# Data section:
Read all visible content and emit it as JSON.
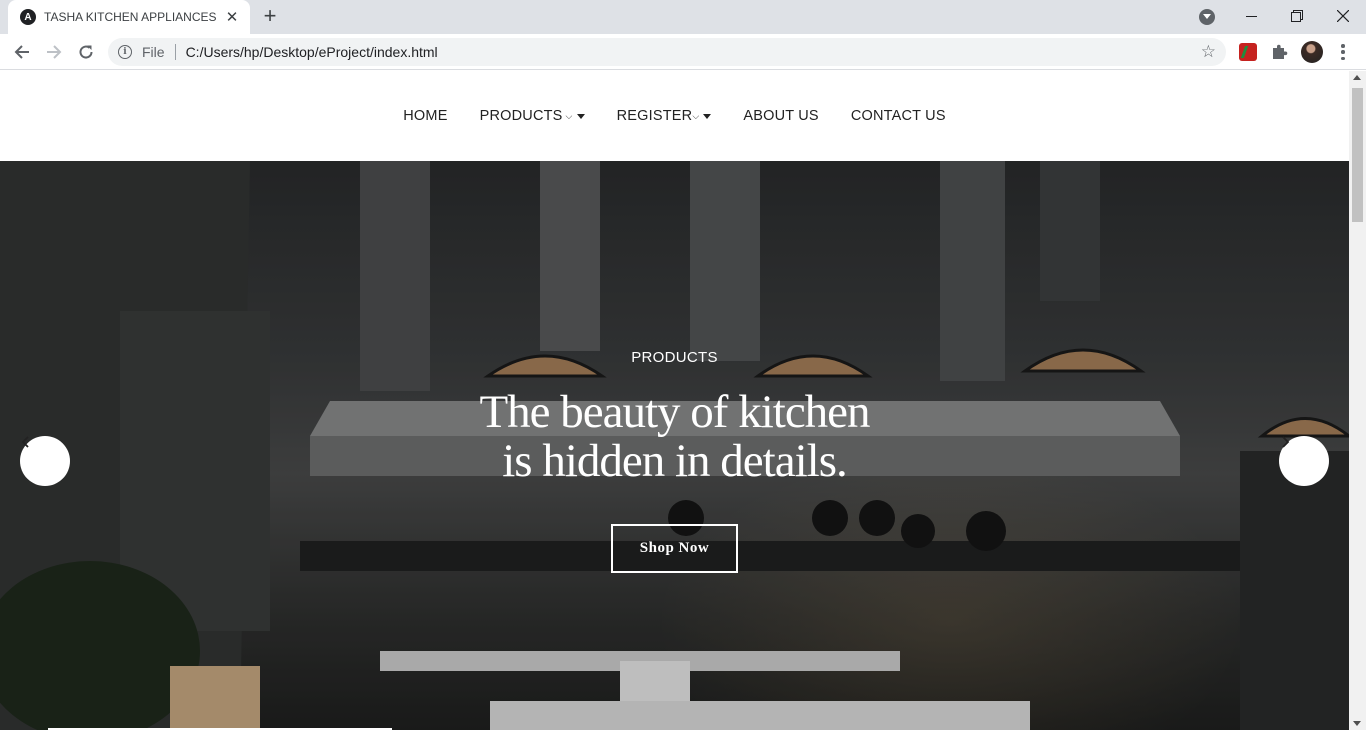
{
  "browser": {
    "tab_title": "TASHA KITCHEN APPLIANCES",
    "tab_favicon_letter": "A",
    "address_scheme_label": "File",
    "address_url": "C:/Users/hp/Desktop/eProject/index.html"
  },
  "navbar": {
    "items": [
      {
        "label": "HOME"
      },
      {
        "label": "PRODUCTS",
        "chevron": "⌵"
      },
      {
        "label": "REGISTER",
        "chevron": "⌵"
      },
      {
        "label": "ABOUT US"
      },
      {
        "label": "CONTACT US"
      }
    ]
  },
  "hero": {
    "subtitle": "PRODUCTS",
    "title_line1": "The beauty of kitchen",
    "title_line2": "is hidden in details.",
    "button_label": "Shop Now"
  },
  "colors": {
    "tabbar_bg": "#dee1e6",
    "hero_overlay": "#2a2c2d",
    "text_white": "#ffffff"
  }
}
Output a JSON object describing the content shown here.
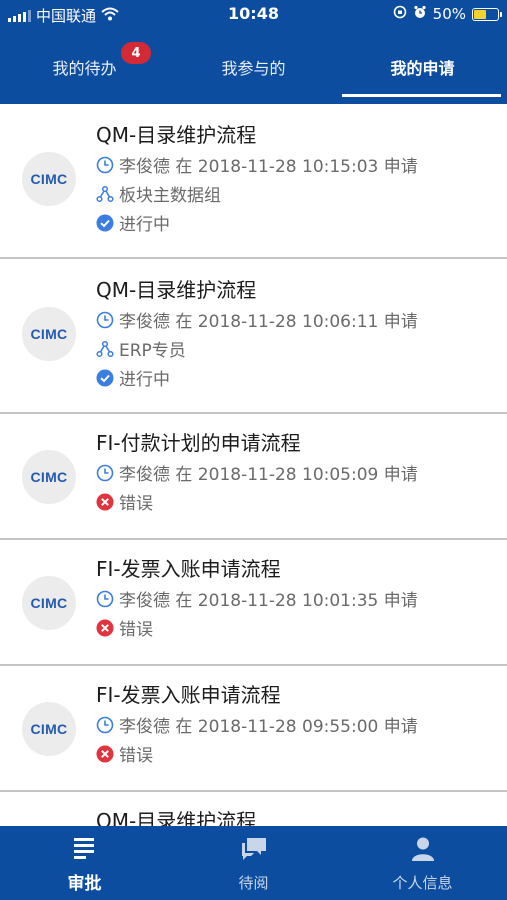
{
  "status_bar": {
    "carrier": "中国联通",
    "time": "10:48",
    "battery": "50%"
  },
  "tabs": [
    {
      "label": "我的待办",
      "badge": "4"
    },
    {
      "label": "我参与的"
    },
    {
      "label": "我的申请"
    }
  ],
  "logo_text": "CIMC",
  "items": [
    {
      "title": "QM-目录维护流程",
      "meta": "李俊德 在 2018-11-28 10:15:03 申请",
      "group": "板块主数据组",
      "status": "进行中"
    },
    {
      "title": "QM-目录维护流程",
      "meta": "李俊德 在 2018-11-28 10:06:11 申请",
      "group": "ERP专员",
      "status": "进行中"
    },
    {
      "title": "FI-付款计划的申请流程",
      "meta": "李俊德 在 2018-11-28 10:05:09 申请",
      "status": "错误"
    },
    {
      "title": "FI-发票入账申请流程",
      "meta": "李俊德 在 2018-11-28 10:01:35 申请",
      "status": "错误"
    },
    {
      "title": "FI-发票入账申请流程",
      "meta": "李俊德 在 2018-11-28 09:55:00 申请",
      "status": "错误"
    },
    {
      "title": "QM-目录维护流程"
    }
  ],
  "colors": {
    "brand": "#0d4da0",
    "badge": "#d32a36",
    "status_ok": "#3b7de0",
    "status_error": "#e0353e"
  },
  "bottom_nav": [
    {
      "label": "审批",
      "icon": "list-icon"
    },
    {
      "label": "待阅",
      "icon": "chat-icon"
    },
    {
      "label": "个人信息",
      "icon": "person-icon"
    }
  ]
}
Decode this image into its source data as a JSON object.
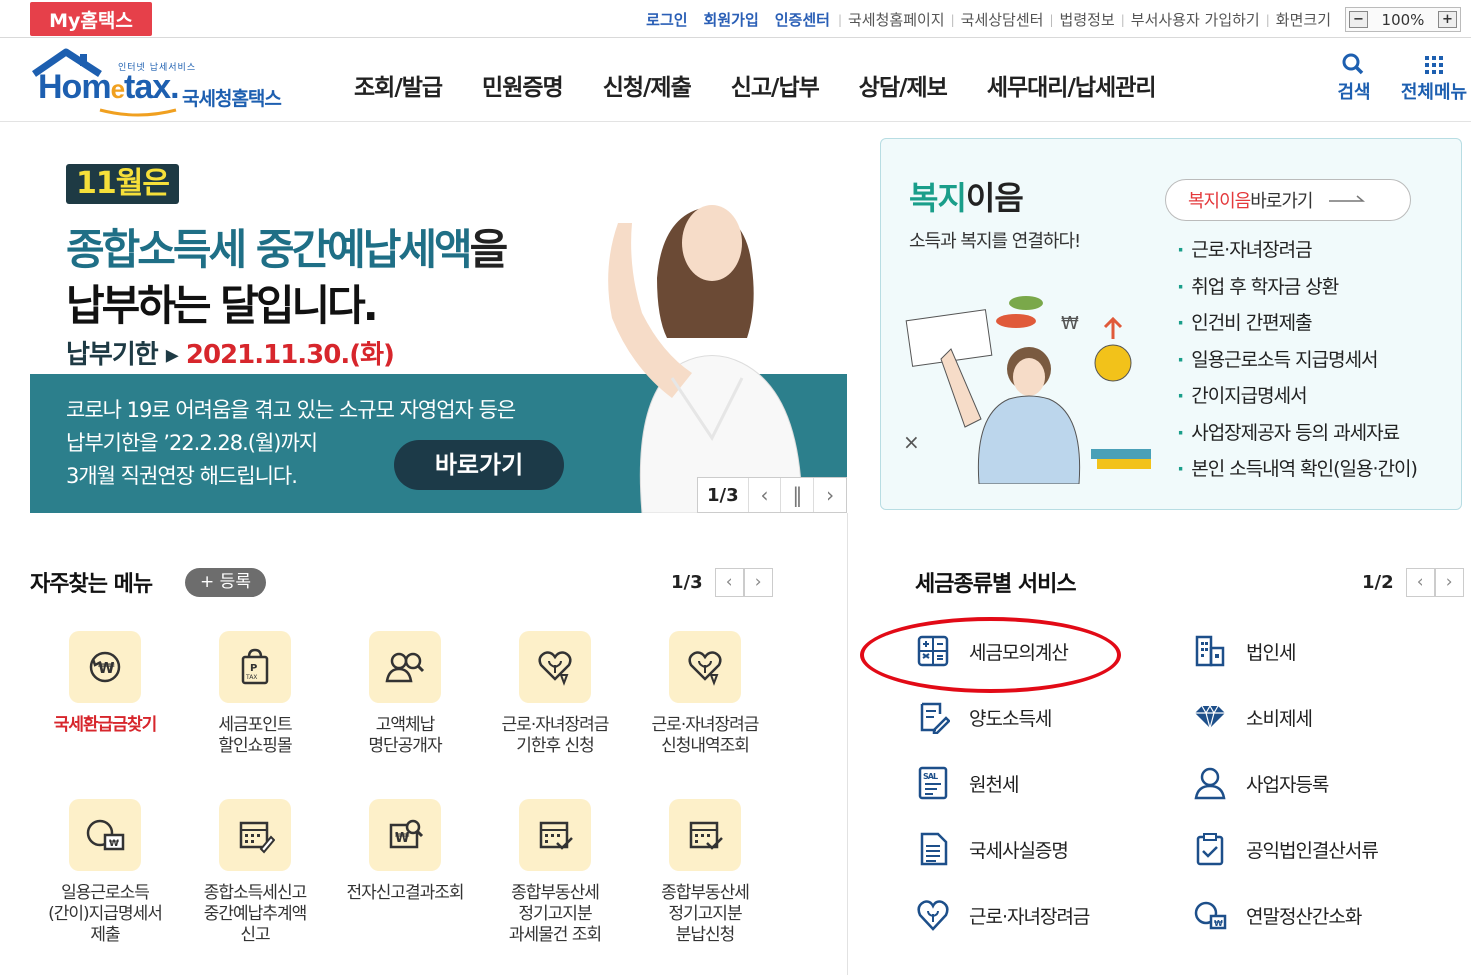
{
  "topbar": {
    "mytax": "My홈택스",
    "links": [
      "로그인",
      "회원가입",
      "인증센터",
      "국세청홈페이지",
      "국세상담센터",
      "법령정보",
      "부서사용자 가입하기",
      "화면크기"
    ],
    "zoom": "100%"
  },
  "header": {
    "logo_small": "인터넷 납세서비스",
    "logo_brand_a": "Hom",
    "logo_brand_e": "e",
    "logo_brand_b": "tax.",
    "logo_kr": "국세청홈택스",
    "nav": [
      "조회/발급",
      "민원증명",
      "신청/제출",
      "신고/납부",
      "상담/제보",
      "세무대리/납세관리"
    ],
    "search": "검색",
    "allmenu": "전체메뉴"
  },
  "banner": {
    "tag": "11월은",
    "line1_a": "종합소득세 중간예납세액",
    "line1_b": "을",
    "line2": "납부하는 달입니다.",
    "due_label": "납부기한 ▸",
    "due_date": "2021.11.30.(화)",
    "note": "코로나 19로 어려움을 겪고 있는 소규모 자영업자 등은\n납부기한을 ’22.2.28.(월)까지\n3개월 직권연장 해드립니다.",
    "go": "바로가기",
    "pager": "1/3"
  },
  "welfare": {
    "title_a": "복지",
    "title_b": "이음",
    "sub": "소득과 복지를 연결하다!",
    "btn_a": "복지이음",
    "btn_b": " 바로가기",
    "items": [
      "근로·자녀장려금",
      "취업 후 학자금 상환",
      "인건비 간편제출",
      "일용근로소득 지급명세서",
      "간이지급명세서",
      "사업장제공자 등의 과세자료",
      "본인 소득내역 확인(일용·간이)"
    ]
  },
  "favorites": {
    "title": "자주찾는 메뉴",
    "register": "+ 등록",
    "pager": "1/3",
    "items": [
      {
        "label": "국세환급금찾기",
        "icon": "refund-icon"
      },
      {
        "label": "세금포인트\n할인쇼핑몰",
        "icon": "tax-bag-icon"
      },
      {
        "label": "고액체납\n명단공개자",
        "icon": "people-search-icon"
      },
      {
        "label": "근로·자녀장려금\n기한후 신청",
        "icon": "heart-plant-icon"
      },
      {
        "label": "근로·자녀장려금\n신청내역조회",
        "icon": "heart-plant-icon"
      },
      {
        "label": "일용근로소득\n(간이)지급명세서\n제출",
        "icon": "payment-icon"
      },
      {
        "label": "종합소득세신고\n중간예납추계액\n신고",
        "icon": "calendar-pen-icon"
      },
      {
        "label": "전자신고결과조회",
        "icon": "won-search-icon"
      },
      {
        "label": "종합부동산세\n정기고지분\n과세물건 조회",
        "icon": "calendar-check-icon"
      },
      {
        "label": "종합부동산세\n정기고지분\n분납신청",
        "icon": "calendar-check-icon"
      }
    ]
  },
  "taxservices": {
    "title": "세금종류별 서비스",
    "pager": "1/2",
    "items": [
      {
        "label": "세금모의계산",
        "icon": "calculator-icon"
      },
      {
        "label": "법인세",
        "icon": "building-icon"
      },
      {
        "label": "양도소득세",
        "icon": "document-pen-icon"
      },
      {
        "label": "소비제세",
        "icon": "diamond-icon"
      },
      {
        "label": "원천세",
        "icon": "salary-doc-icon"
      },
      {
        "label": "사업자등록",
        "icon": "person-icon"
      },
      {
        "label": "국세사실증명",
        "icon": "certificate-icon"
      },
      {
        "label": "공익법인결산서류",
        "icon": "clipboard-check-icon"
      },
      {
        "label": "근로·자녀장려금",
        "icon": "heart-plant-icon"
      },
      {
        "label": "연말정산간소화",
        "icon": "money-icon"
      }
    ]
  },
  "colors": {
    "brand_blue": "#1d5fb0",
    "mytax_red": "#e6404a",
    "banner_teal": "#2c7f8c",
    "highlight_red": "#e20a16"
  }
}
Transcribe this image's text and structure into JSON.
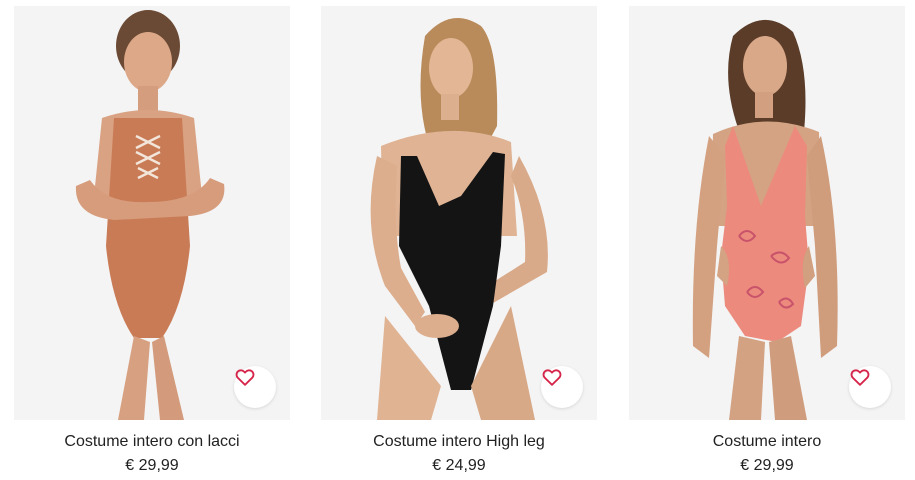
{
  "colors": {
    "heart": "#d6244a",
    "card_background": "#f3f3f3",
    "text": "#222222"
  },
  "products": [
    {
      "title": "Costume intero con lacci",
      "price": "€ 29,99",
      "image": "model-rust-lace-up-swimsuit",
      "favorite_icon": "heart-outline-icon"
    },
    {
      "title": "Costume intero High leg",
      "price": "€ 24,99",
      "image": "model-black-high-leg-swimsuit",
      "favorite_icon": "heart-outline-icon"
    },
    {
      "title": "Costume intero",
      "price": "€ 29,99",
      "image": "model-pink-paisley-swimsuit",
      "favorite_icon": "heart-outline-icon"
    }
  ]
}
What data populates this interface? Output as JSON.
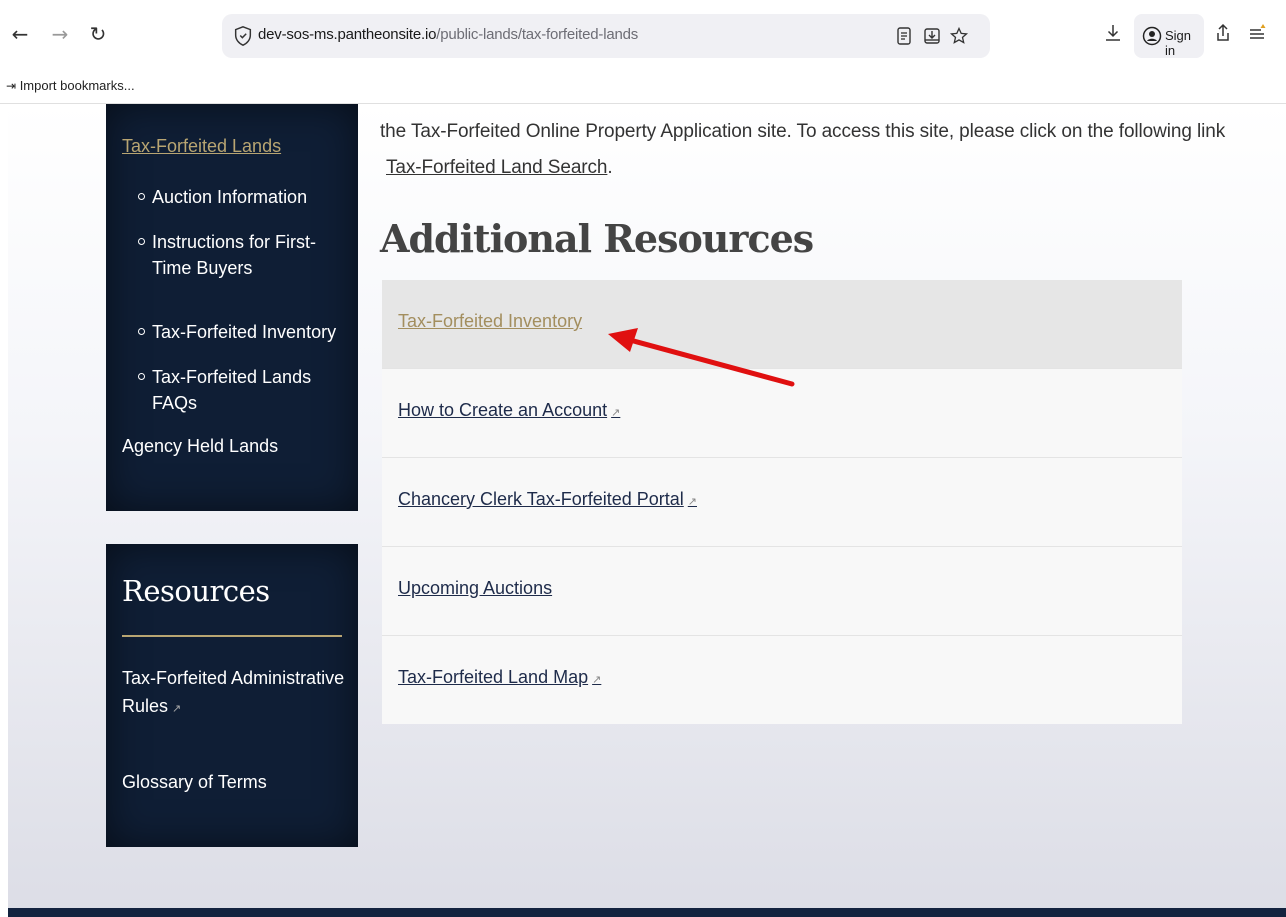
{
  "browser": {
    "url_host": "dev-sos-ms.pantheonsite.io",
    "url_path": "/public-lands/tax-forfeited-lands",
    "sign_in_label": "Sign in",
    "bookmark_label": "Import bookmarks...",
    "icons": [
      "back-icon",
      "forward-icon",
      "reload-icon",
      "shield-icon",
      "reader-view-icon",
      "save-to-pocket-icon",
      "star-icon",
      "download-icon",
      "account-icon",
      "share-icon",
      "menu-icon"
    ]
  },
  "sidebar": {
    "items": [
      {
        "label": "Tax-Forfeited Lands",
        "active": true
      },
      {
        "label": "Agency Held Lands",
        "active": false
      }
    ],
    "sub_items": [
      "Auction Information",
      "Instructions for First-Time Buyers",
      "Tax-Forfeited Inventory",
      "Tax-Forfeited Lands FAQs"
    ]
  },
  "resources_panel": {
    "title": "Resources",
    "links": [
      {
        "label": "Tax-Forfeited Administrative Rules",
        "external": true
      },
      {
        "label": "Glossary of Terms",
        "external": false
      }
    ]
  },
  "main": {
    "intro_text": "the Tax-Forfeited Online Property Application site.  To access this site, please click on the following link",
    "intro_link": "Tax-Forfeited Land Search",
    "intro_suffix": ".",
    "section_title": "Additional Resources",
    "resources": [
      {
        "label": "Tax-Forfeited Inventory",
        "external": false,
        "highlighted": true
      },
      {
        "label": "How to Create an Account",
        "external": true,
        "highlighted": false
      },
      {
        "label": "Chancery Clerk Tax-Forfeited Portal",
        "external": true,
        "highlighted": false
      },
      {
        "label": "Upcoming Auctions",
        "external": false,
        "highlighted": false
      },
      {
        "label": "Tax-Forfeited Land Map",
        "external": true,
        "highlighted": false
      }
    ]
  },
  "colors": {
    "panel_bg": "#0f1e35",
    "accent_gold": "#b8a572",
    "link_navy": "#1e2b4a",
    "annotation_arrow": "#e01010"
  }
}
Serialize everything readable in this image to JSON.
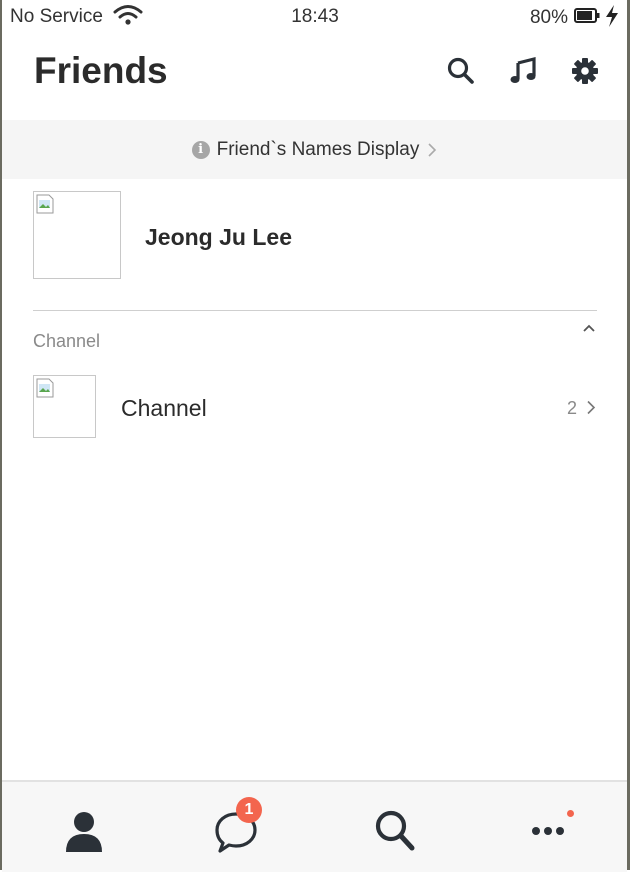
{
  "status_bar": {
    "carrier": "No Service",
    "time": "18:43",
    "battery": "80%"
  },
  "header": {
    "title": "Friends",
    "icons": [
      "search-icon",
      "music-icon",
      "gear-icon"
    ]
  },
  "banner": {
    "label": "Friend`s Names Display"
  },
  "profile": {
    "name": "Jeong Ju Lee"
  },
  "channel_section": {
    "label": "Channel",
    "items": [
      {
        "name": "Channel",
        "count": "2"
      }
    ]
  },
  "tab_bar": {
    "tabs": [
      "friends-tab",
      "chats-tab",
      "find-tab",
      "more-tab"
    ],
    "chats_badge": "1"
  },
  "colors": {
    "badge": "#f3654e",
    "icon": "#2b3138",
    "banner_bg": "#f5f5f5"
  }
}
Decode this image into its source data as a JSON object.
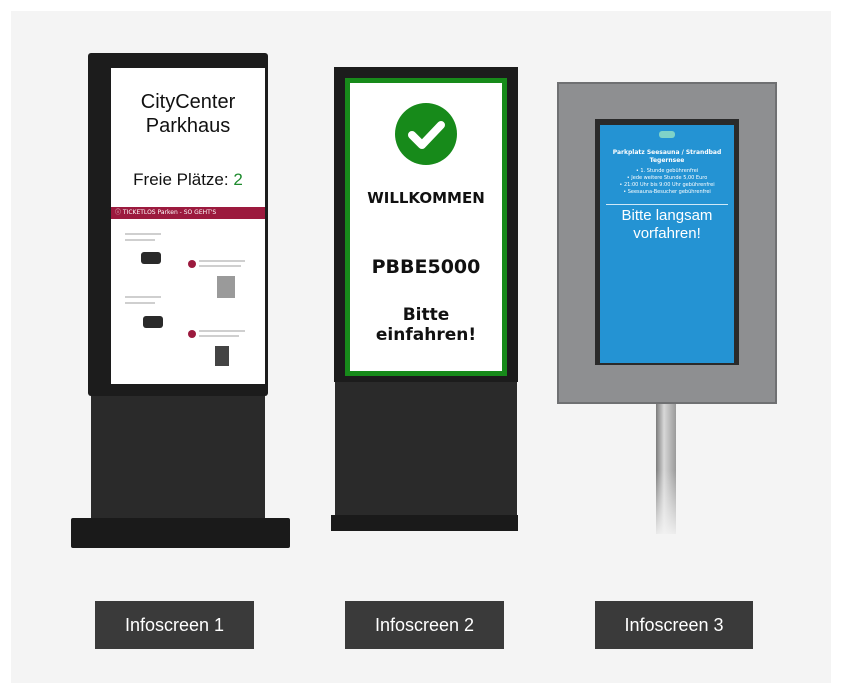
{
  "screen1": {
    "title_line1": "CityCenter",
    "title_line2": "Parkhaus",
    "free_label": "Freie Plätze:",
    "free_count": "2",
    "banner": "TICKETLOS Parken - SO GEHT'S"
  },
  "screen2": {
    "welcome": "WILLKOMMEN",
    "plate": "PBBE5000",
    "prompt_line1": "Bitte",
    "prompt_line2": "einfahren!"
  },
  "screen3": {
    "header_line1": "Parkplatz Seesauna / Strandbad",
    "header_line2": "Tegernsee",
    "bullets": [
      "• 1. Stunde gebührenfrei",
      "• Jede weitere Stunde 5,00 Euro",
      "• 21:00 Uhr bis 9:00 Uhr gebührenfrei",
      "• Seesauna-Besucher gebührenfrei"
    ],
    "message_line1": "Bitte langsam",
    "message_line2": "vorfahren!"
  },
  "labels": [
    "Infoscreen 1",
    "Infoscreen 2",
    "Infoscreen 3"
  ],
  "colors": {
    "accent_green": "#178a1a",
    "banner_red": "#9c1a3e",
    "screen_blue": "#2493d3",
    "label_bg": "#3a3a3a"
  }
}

# Description of the task:
Print again, word for word, every line from the line with "Serialize everything readable" to the final line of the records, inclusive; skip the pictures.

# Solution to this problem:
Serialize everything readable in this image to JSON.
{
  "status_bar": {
    "carrier": "No Service",
    "time": "18:43",
    "battery": "80%"
  },
  "header": {
    "title": "Friends",
    "icons": [
      "search-icon",
      "music-icon",
      "gear-icon"
    ]
  },
  "banner": {
    "label": "Friend`s Names Display"
  },
  "profile": {
    "name": "Jeong Ju Lee"
  },
  "channel_section": {
    "label": "Channel",
    "items": [
      {
        "name": "Channel",
        "count": "2"
      }
    ]
  },
  "tab_bar": {
    "tabs": [
      "friends-tab",
      "chats-tab",
      "find-tab",
      "more-tab"
    ],
    "chats_badge": "1"
  },
  "colors": {
    "badge": "#f3654e",
    "icon": "#2b3138",
    "banner_bg": "#f5f5f5"
  }
}
Decode this image into its source data as a JSON object.
{
  "screen1": {
    "title_line1": "CityCenter",
    "title_line2": "Parkhaus",
    "free_label": "Freie Plätze:",
    "free_count": "2",
    "banner": "TICKETLOS Parken - SO GEHT'S"
  },
  "screen2": {
    "welcome": "WILLKOMMEN",
    "plate": "PBBE5000",
    "prompt_line1": "Bitte",
    "prompt_line2": "einfahren!"
  },
  "screen3": {
    "header_line1": "Parkplatz Seesauna / Strandbad",
    "header_line2": "Tegernsee",
    "bullets": [
      "• 1. Stunde gebührenfrei",
      "• Jede weitere Stunde 5,00 Euro",
      "• 21:00 Uhr bis 9:00 Uhr gebührenfrei",
      "• Seesauna-Besucher gebührenfrei"
    ],
    "message_line1": "Bitte langsam",
    "message_line2": "vorfahren!"
  },
  "labels": [
    "Infoscreen 1",
    "Infoscreen 2",
    "Infoscreen 3"
  ],
  "colors": {
    "accent_green": "#178a1a",
    "banner_red": "#9c1a3e",
    "screen_blue": "#2493d3",
    "label_bg": "#3a3a3a"
  }
}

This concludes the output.